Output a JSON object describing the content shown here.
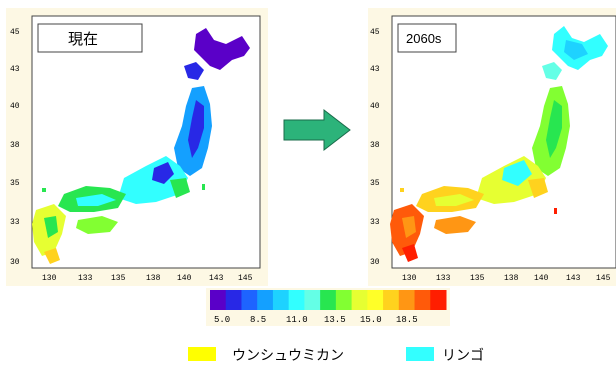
{
  "left_map": {
    "label": "現在",
    "y_ticks": [
      "45",
      "43",
      "40",
      "38",
      "35",
      "33",
      "30"
    ],
    "x_ticks": [
      "130",
      "133",
      "135",
      "138",
      "140",
      "143",
      "145"
    ]
  },
  "right_map": {
    "label": "2060s",
    "y_ticks": [
      "45",
      "43",
      "40",
      "38",
      "35",
      "33",
      "30"
    ],
    "x_ticks": [
      "130",
      "133",
      "135",
      "138",
      "140",
      "143",
      "145"
    ]
  },
  "colorbar": {
    "colors": [
      "#5a00c8",
      "#2828e6",
      "#1e64ff",
      "#14a0ff",
      "#1ed2ff",
      "#32ffff",
      "#64ffe6",
      "#28e650",
      "#82ff32",
      "#e6ff32",
      "#ffff28",
      "#ffd21e",
      "#ff9614",
      "#ff5a0a",
      "#ff1e00"
    ],
    "tick_labels": [
      "5.0",
      "8.5",
      "11.0",
      "13.5",
      "15.0",
      "18.5"
    ]
  },
  "legend": {
    "items": [
      {
        "label": "ウンシュウミカン",
        "color": "#ffff00"
      },
      {
        "label": "リンゴ",
        "color": "#33ffff"
      }
    ]
  },
  "arrow_color": "#2cb37a"
}
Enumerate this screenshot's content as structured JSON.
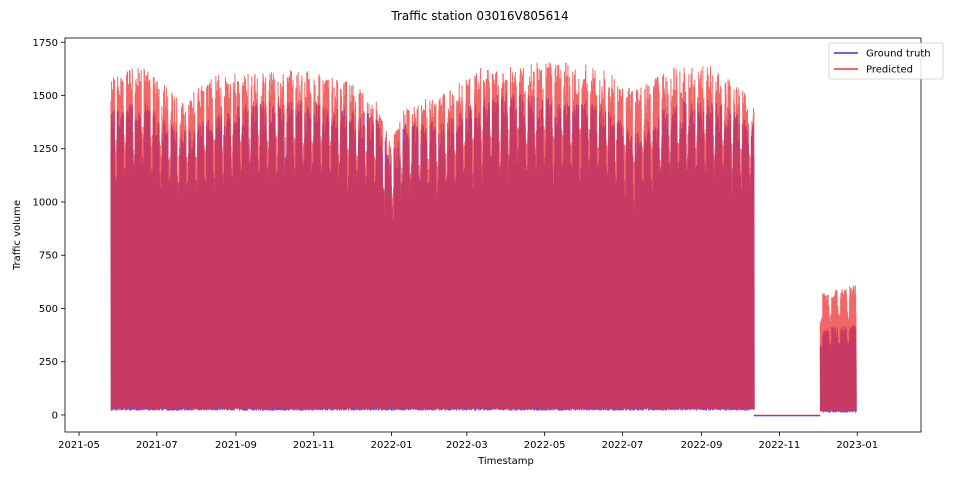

BRIEF | From the listing above, copy every line that includes the word "JSON".

THE RESPONSE |
Output a JSON object describing the content shown here.
Enumerate this screenshot's content as structured JSON.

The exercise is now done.